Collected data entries
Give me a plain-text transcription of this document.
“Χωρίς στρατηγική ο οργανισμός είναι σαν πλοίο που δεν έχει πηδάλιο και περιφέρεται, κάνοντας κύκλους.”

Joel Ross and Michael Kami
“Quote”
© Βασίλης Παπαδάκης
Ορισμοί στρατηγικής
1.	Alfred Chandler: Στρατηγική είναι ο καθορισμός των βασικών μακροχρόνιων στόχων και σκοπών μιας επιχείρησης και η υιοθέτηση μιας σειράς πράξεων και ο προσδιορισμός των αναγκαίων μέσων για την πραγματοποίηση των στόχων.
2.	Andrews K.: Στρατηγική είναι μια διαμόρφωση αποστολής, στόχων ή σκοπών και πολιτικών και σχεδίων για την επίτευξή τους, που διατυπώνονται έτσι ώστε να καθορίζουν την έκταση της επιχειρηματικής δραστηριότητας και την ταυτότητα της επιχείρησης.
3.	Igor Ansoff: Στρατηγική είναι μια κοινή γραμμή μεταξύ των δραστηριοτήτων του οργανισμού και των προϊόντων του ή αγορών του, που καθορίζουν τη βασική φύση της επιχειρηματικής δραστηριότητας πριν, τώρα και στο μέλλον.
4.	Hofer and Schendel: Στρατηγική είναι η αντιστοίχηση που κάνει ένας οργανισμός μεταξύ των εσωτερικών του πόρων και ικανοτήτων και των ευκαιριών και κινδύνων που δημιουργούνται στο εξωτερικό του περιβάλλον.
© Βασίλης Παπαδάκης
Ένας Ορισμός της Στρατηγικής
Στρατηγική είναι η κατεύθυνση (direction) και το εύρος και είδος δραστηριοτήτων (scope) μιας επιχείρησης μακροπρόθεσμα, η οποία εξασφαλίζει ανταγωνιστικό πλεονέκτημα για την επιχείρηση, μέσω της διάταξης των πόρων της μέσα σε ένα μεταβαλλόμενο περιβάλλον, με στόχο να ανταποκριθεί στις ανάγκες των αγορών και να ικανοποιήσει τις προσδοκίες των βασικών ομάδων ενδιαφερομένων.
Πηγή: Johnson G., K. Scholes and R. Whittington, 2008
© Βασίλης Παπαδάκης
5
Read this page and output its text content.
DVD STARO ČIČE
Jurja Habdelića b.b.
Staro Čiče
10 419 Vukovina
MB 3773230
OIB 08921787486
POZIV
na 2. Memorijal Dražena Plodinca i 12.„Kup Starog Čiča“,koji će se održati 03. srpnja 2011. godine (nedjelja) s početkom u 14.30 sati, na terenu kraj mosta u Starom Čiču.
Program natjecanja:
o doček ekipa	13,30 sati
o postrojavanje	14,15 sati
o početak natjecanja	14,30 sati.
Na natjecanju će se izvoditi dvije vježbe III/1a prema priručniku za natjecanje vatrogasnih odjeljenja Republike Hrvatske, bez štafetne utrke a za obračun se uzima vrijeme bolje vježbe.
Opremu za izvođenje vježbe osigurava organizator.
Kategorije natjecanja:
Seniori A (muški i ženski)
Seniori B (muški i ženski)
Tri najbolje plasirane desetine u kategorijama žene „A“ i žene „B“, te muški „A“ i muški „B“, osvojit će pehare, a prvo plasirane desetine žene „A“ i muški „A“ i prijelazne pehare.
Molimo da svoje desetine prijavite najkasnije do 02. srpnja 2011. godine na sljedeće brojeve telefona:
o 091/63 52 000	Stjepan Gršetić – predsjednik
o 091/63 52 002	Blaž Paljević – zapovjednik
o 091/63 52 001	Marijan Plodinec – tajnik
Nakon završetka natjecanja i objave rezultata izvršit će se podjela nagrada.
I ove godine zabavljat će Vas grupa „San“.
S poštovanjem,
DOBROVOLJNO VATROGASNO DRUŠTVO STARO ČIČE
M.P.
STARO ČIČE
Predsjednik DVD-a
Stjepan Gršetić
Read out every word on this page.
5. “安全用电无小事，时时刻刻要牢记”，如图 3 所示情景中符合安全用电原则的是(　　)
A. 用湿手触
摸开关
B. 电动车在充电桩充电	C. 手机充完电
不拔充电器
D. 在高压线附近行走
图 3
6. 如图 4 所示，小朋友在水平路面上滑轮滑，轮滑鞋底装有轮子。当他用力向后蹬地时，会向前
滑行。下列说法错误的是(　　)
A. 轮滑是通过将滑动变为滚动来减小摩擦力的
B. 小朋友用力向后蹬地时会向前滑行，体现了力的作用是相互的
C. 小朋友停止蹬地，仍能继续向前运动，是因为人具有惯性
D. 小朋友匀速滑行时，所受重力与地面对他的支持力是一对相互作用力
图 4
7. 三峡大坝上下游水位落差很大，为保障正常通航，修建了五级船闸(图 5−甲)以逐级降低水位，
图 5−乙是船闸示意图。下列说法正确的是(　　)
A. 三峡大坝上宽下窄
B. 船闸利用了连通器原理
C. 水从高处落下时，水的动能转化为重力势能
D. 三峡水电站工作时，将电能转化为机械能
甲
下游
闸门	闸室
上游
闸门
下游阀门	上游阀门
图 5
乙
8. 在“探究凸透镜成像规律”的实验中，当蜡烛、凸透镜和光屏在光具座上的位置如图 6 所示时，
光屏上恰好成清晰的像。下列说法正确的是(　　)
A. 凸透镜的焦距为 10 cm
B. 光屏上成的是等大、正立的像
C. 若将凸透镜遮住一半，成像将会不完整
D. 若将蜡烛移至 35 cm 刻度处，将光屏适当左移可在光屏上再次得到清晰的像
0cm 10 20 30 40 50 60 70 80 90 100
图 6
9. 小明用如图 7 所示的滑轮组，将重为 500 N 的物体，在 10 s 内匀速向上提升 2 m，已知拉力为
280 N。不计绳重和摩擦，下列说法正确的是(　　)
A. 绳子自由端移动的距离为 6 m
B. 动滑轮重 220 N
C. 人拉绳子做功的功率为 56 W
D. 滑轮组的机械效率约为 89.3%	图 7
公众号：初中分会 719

**What needs to be done**
Reply with one number only: how many lines of the listing hold "αγορών"?

**Result for this exercise**
2